Repeat every record below exactly as written.

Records
* * *

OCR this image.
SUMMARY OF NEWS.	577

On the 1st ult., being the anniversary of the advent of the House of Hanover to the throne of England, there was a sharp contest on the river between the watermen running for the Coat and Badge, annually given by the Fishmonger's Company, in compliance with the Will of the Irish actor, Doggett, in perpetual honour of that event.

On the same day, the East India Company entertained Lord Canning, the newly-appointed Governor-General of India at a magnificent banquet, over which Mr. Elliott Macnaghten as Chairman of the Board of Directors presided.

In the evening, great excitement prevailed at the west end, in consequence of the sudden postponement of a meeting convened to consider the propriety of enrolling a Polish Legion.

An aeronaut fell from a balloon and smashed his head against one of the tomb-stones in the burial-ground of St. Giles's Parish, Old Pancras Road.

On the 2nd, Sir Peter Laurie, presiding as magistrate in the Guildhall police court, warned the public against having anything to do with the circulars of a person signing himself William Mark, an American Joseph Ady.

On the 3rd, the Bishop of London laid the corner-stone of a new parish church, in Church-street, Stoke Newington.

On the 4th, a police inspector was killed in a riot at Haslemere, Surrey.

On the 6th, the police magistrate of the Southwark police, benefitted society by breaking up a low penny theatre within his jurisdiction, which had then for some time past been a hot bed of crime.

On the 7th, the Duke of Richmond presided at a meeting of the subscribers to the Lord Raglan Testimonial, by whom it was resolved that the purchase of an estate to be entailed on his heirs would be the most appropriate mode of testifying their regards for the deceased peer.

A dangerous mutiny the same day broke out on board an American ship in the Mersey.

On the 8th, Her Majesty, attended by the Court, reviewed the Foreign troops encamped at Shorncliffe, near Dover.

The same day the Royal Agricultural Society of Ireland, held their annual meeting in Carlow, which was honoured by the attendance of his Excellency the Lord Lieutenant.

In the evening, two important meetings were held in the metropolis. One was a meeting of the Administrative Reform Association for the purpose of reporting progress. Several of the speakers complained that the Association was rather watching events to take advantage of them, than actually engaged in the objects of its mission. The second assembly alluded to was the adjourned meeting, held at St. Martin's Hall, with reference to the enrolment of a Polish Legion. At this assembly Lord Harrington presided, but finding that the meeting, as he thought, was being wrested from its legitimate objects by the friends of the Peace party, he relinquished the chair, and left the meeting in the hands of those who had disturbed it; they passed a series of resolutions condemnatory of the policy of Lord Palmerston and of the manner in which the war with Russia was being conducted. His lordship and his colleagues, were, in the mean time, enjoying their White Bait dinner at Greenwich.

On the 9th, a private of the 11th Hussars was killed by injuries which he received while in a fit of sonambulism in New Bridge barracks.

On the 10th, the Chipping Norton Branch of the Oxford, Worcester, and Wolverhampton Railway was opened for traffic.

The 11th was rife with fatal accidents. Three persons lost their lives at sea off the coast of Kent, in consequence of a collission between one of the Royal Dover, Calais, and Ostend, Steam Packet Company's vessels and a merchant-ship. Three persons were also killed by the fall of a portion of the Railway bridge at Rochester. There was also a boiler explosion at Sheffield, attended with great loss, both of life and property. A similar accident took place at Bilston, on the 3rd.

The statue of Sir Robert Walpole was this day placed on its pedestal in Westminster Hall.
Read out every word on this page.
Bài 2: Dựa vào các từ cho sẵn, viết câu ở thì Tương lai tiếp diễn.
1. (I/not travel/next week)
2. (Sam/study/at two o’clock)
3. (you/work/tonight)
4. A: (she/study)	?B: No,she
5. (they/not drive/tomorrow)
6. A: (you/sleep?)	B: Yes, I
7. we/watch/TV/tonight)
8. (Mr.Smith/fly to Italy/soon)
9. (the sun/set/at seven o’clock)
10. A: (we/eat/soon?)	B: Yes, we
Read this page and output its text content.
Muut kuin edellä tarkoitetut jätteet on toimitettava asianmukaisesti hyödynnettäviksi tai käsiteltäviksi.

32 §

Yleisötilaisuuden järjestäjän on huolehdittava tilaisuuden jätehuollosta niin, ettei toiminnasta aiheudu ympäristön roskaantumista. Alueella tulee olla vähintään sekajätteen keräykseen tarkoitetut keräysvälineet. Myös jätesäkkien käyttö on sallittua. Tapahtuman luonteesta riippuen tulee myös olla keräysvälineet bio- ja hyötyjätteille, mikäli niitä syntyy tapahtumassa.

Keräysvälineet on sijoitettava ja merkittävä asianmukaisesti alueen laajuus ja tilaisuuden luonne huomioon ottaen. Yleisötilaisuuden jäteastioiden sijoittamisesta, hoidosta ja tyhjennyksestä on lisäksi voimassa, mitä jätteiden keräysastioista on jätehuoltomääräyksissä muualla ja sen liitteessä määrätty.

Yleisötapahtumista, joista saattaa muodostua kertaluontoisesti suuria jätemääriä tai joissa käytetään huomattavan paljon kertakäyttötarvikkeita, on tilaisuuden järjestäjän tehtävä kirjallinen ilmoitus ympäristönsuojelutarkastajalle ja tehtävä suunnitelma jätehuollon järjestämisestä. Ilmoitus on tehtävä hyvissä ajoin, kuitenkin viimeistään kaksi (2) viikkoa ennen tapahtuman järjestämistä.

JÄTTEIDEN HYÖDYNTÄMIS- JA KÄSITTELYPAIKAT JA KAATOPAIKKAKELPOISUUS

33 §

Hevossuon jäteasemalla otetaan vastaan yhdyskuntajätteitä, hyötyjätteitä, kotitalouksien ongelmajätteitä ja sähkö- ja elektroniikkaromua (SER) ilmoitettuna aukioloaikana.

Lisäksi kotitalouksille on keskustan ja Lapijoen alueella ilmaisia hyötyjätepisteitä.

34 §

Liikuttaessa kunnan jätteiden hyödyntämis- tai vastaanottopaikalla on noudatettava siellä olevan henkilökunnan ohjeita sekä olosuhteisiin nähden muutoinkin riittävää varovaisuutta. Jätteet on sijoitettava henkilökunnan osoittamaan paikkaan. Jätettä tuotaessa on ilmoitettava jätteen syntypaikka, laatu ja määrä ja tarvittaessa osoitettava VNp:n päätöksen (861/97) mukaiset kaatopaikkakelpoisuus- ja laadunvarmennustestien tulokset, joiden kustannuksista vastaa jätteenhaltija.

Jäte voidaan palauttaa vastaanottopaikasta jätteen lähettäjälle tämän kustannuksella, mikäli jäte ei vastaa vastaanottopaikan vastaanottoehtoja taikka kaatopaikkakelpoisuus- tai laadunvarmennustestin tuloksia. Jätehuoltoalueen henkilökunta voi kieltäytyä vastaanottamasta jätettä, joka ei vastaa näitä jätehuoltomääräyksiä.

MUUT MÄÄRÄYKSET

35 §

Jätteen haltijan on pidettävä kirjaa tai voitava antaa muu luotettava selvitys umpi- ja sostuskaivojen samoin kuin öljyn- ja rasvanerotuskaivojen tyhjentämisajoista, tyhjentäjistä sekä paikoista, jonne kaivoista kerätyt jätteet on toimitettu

* * *

Output of the task:
OCR this image.
SUMMARY OF NEWS.	577

On the 1st ult., being the anniversary of the advent of the House of Hanover to the throne of England, there was a sharp contest on the river between the watermen running for the Coat and Badge, annually given by the Fishmonger's Company, in compliance with the Will of the Irish actor, Doggett, in perpetual honour of that event.

On the same day, the East India Company entertained Lord Canning, the newly-appointed Governor-General of India at a magnificent banquet, over which Mr. Elliott Macnaghten as Chairman of the Board of Directors presided.

In the evening, great excitement prevailed at the west end, in consequence of the sudden postponement of a meeting convened to consider the propriety of enrolling a Polish Legion.

An aeronaut fell from a balloon and smashed his head against one of the tomb-stones in the burial-ground of St. Giles's Parish, Old Pancras Road.

On the 2nd, Sir Peter Laurie, presiding as magistrate in the Guildhall police court, warned the public against having anything to do with the circulars of a person signing himself William Mark, an American Joseph Ady.

On the 3rd, the Bishop of London laid the corner-stone of a new parish church, in Church-street, Stoke Newington.

On the 4th, a police inspector was killed in a riot at Haslemere, Surrey.

On the 6th, the police magistrate of the Southwark police, benefitted society by breaking up a low penny theatre within his jurisdiction, which had then for some time past been a hot bed of crime.

On the 7th, the Duke of Richmond presided at a meeting of the subscribers to the Lord Raglan Testimonial, by whom it was resolved that the purchase of an estate to be entailed on his heirs would be the most appropriate mode of testifying their regards for the deceased peer.

A dangerous mutiny the same day broke out on board an American ship in the Mersey.

On the 8th, Her Majesty, attended by the Court, reviewed the Foreign troops encamped at Shorncliffe, near Dover.

The same day the Royal Agricultural Society of Ireland, held their annual meeting in Carlow, which was honoured by the attendance of his Excellency the Lord Lieutenant.

In the evening, two important meetings were held in the metropolis. One was a meeting of the Administrative Reform Association for the purpose of reporting progress. Several of the speakers complained that the Association was rather watching events to take advantage of them, than actually engaged in the objects of its mission. The second assembly alluded to was the adjourned meeting, held at St. Martin's Hall, with reference to the enrolment of a Polish Legion. At this assembly Lord Harrington presided, but finding that the meeting, as he thought, was being wrested from its legitimate objects by the friends of the Peace party, he relinquished the chair, and left the meeting in the hands of those who had disturbed it; they passed a series of resolutions condemnatory of the policy of Lord Palmerston and of the manner in which the war with Russia was being conducted. His lordship and his colleagues, were, in the mean time, enjoying their White Bait dinner at Greenwich.

On the 9th, a private of the 11th Hussars was killed by injuries which he received while in a fit of sonambulism in New Bridge barracks.

On the 10th, the Chipping Norton Branch of the Oxford, Worcester, and Wolverhampton Railway was opened for traffic.

The 11th was rife with fatal accidents. Three persons lost their lives at sea off the coast of Kent, in consequence of a collission between one of the Royal Dover, Calais, and Ostend, Steam Packet Company's vessels and a merchant-ship. Three persons were also killed by the fall of a portion of the Railway bridge at Rochester. There was also a boiler explosion at Sheffield, attended with great loss, both of life and property. A similar accident took place at Bilston, on the 3rd.

The statue of Sir Robert Walpole was this day placed on its pedestal in Westminster Hall.
Read out every word on this page.
Bài 2: Dựa vào các từ cho sẵn, viết câu ở thì Tương lai tiếp diễn.
1. (I/not travel/next week)
2. (Sam/study/at two o’clock)
3. (you/work/tonight)
4. A: (she/study)	?B: No,she
5. (they/not drive/tomorrow)
6. A: (you/sleep?)	B: Yes, I
7. we/watch/TV/tonight)
8. (Mr.Smith/fly to Italy/soon)
9. (the sun/set/at seven o’clock)
10. A: (we/eat/soon?)	B: Yes, we
Read this page and output its text content.
Muut kuin edellä tarkoitetut jätteet on toimitettava asianmukaisesti hyödynnettäviksi tai käsiteltäviksi.

32 §

Yleisötilaisuuden järjestäjän on huolehdittava tilaisuuden jätehuollosta niin, ettei toiminnasta aiheudu ympäristön roskaantumista. Alueella tulee olla vähintään sekajätteen keräykseen tarkoitetut keräysvälineet. Myös jätesäkkien käyttö on sallittua. Tapahtuman luonteesta riippuen tulee myös olla keräysvälineet bio- ja hyötyjätteille, mikäli niitä syntyy tapahtumassa.

Keräysvälineet on sijoitettava ja merkittävä asianmukaisesti alueen laajuus ja tilaisuuden luonne huomioon ottaen. Yleisötilaisuuden jäteastioiden sijoittamisesta, hoidosta ja tyhjennyksestä on lisäksi voimassa, mitä jätteiden keräysastioista on jätehuoltomääräyksissä muualla ja sen liitteessä määrätty.

Yleisötapahtumista, joista saattaa muodostua kertaluontoisesti suuria jätemääriä tai joissa käytetään huomattavan paljon kertakäyttötarvikkeita, on tilaisuuden järjestäjän tehtävä kirjallinen ilmoitus ympäristönsuojelutarkastajalle ja tehtävä suunnitelma jätehuollon järjestämisestä. Ilmoitus on tehtävä hyvissä ajoin, kuitenkin viimeistään kaksi (2) viikkoa ennen tapahtuman järjestämistä.

JÄTTEIDEN HYÖDYNTÄMIS- JA KÄSITTELYPAIKAT JA KAATOPAIKKAKELPOISUUS

33 §

Hevossuon jäteasemalla otetaan vastaan yhdyskuntajätteitä, hyötyjätteitä, kotitalouksien ongelmajätteitä ja sähkö- ja elektroniikkaromua (SER) ilmoitettuna aukioloaikana.

Lisäksi kotitalouksille on keskustan ja Lapijoen alueella ilmaisia hyötyjätepisteitä.

34 §

Liikuttaessa kunnan jätteiden hyödyntämis- tai vastaanottopaikalla on noudatettava siellä olevan henkilökunnan ohjeita sekä olosuhteisiin nähden muutoinkin riittävää varovaisuutta. Jätteet on sijoitettava henkilökunnan osoittamaan paikkaan. Jätettä tuotaessa on ilmoitettava jätteen syntypaikka, laatu ja määrä ja tarvittaessa osoitettava VNp:n päätöksen (861/97) mukaiset kaatopaikkakelpoisuus- ja laadunvarmennustestien tulokset, joiden kustannuksista vastaa jätteenhaltija.

Jäte voidaan palauttaa vastaanottopaikasta jätteen lähettäjälle tämän kustannuksella, mikäli jäte ei vastaa vastaanottopaikan vastaanottoehtoja taikka kaatopaikkakelpoisuus- tai laadunvarmennustestin tuloksia. Jätehuoltoalueen henkilökunta voi kieltäytyä vastaanottamasta jätettä, joka ei vastaa näitä jätehuoltomääräyksiä.

MUUT MÄÄRÄYKSET

35 §

Jätteen haltijan on pidettävä kirjaa tai voitava antaa muu luotettava selvitys umpi- ja sostuskaivojen samoin kuin öljyn- ja rasvanerotuskaivojen tyhjentämisajoista, tyhjentäjistä sekä paikoista, jonne kaivoista kerätyt jätteet on toimitettu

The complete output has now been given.